--- Start Data section ---

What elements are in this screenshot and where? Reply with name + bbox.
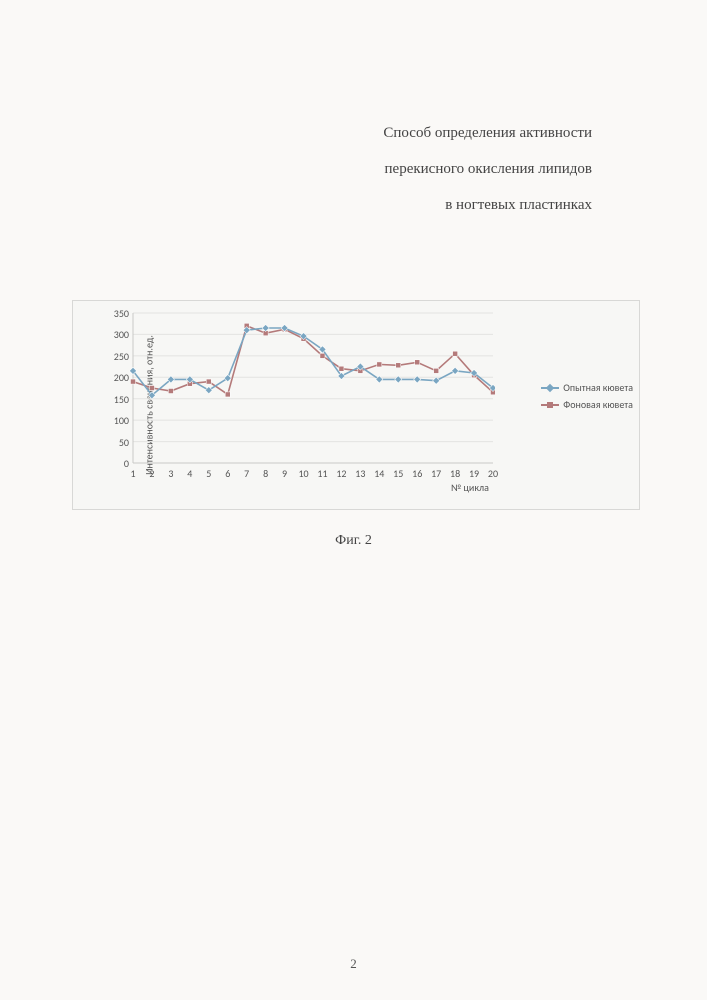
x-tick-label: 10 [297, 467, 311, 480]
x-tick-label: 13 [353, 467, 367, 480]
x-tick-label: 9 [278, 467, 292, 480]
page-number: 2 [0, 956, 707, 972]
x-tick-label: 19 [467, 467, 481, 480]
x-tick-label: 8 [259, 467, 273, 480]
x-tick-label: 11 [315, 467, 329, 480]
title-line-2: перекисного окисления липидов [383, 151, 592, 187]
x-tick-label: 5 [202, 467, 216, 480]
document-page: Способ определения активности перекисног… [0, 0, 707, 1000]
x-tick-label: 4 [183, 467, 197, 480]
title-line-3: в ногтевых пластинках [383, 187, 592, 223]
legend-label: Опытная кювета [563, 381, 633, 394]
x-tick-label: 6 [221, 467, 235, 480]
figure-caption: Фиг. 2 [0, 533, 707, 549]
x-tick-label: 12 [334, 467, 348, 480]
x-tick-label: 20 [486, 467, 500, 480]
chart-legend: Опытная кювета Фоновая кювета [541, 381, 633, 415]
document-title: Способ определения активности перекисног… [383, 115, 592, 223]
x-tick-label: 3 [164, 467, 178, 480]
line-chart-plot [105, 309, 495, 489]
legend-swatch-icon [541, 387, 559, 389]
x-tick-label: 15 [391, 467, 405, 480]
x-tick-label: 1 [126, 467, 140, 480]
x-tick-label: 7 [240, 467, 254, 480]
legend-entry-background: Фоновая кювета [541, 398, 633, 411]
x-tick-label: 16 [410, 467, 424, 480]
x-tick-label: 18 [448, 467, 462, 480]
title-line-1: Способ определения активности [383, 115, 592, 151]
legend-entry-experimental: Опытная кювета [541, 381, 633, 394]
x-tick-label: 14 [372, 467, 386, 480]
legend-swatch-icon [541, 404, 559, 406]
x-tick-label: 2 [145, 467, 159, 480]
x-tick-label: 17 [429, 467, 443, 480]
chart-container: Интенсивность свечения, отн.ед. 05010015… [72, 300, 640, 510]
legend-label: Фоновая кювета [563, 398, 633, 411]
chart-x-axis-label: № цикла [451, 481, 489, 494]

--- End Data section ---

◆ Description of the task: Update these records by swapping "x-tick-label" for "x-axis-tick" everywhere it appears, leaving every other character as it is, and don't include the pictures in your answer.

◆ Output of the exercise:
What elements are in this screenshot and where? Reply with name + bbox.
x-axis-tick: 10 [297, 467, 311, 480]
x-axis-tick: 13 [353, 467, 367, 480]
x-axis-tick: 9 [278, 467, 292, 480]
page-number: 2 [0, 956, 707, 972]
x-axis-tick: 19 [467, 467, 481, 480]
x-axis-tick: 8 [259, 467, 273, 480]
x-axis-tick: 11 [315, 467, 329, 480]
title-line-2: перекисного окисления липидов [383, 151, 592, 187]
x-axis-tick: 5 [202, 467, 216, 480]
document-page: Способ определения активности перекисног… [0, 0, 707, 1000]
x-axis-tick: 4 [183, 467, 197, 480]
title-line-3: в ногтевых пластинках [383, 187, 592, 223]
legend-label: Опытная кювета [563, 381, 633, 394]
x-axis-tick: 6 [221, 467, 235, 480]
figure-caption: Фиг. 2 [0, 533, 707, 549]
x-axis-tick: 12 [334, 467, 348, 480]
x-axis-tick: 20 [486, 467, 500, 480]
chart-legend: Опытная кювета Фоновая кювета [541, 381, 633, 415]
document-title: Способ определения активности перекисног… [383, 115, 592, 223]
x-axis-tick: 3 [164, 467, 178, 480]
line-chart-plot [105, 309, 495, 489]
legend-swatch-icon [541, 387, 559, 389]
x-axis-tick: 15 [391, 467, 405, 480]
x-axis-tick: 1 [126, 467, 140, 480]
x-axis-tick: 7 [240, 467, 254, 480]
legend-entry-background: Фоновая кювета [541, 398, 633, 411]
x-axis-tick: 16 [410, 467, 424, 480]
x-axis-tick: 18 [448, 467, 462, 480]
title-line-1: Способ определения активности [383, 115, 592, 151]
legend-entry-experimental: Опытная кювета [541, 381, 633, 394]
x-axis-tick: 14 [372, 467, 386, 480]
legend-swatch-icon [541, 404, 559, 406]
x-axis-tick: 2 [145, 467, 159, 480]
x-axis-tick: 17 [429, 467, 443, 480]
chart-container: Интенсивность свечения, отн.ед. 05010015… [72, 300, 640, 510]
legend-label: Фоновая кювета [563, 398, 633, 411]
chart-x-axis-label: № цикла [451, 481, 489, 494]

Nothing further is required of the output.